───── Dataset entries ─────
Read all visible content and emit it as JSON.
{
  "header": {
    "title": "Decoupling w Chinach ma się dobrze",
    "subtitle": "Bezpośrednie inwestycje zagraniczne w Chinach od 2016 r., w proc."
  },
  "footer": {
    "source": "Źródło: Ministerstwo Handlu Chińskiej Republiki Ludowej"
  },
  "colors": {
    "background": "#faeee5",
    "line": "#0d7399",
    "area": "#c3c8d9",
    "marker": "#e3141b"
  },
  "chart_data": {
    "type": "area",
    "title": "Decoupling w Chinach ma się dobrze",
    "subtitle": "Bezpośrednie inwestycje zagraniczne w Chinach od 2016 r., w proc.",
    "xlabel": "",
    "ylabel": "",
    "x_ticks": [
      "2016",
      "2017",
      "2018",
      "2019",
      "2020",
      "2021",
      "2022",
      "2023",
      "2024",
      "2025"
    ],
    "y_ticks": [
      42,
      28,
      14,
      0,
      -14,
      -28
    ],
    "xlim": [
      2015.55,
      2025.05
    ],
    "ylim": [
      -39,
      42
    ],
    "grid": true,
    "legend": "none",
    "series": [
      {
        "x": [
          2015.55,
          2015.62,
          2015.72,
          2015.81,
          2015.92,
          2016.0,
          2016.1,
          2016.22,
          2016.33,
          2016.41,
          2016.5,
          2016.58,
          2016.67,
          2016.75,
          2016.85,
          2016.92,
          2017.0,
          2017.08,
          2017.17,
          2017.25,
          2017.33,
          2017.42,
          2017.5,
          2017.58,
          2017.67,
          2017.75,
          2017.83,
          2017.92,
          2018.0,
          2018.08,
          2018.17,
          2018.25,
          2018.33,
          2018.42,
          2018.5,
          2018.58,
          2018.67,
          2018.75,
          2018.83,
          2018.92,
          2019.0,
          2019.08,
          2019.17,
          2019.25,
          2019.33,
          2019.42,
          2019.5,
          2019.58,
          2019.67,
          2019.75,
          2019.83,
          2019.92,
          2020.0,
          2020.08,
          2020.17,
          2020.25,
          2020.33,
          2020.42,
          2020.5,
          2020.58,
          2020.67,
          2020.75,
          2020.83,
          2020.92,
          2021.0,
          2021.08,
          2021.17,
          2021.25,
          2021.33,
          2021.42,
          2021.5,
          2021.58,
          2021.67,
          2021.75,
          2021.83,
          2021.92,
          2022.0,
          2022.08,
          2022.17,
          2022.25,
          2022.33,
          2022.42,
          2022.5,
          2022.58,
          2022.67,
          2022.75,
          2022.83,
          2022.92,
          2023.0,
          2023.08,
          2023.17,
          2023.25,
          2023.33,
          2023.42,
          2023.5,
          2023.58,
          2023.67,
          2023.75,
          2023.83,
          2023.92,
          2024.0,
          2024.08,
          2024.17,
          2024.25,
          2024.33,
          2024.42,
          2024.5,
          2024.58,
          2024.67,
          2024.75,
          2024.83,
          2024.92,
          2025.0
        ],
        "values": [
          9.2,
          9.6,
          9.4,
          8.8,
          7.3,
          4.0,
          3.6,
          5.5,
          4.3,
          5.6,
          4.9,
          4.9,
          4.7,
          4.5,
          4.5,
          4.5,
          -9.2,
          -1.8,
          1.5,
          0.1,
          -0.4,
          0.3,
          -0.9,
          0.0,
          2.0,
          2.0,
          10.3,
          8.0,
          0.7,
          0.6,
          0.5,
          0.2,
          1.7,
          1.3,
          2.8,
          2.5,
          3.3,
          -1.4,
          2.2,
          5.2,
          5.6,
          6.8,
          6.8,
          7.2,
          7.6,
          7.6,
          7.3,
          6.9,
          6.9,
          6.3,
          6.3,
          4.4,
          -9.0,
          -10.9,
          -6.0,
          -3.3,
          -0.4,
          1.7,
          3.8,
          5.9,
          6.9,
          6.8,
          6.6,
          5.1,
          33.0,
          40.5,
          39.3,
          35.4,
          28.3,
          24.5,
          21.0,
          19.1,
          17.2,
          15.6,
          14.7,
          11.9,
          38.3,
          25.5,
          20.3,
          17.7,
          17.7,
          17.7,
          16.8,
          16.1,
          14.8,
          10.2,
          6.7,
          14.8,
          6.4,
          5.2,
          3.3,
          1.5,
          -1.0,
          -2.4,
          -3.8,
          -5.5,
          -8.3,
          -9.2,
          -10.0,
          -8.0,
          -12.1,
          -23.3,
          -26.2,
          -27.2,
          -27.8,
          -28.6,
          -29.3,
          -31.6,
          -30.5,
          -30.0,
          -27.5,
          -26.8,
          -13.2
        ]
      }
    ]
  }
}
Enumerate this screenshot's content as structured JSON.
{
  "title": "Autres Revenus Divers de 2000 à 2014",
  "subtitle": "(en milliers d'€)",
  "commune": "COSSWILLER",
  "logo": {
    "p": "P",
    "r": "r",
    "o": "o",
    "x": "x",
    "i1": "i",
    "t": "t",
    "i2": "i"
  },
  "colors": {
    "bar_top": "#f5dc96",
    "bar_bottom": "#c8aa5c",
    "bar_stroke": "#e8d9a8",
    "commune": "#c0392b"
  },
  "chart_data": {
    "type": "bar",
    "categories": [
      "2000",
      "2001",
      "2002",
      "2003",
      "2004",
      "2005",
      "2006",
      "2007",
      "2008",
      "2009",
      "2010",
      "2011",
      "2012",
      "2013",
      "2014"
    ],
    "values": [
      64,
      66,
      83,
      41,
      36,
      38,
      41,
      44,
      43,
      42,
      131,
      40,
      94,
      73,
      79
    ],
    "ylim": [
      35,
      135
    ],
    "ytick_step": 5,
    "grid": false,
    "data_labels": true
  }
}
─────
*To be done:*
Print from the line containing "Enumerate this screenshot's" to the last line above, exactly as written.

*Task result:*
Enumerate this screenshot's content as structured JSON.
{
  "title": "Autres Revenus Divers de 2000 à 2014",
  "subtitle": "(en milliers d'€)",
  "commune": "COSSWILLER",
  "logo": {
    "p": "P",
    "r": "r",
    "o": "o",
    "x": "x",
    "i1": "i",
    "t": "t",
    "i2": "i"
  },
  "colors": {
    "bar_top": "#f5dc96",
    "bar_bottom": "#c8aa5c",
    "bar_stroke": "#e8d9a8",
    "commune": "#c0392b"
  },
  "chart_data": {
    "type": "bar",
    "categories": [
      "2000",
      "2001",
      "2002",
      "2003",
      "2004",
      "2005",
      "2006",
      "2007",
      "2008",
      "2009",
      "2010",
      "2011",
      "2012",
      "2013",
      "2014"
    ],
    "values": [
      64,
      66,
      83,
      41,
      36,
      38,
      41,
      44,
      43,
      42,
      131,
      40,
      94,
      73,
      79
    ],
    "ylim": [
      35,
      135
    ],
    "ytick_step": 5,
    "grid": false,
    "data_labels": true
  }
}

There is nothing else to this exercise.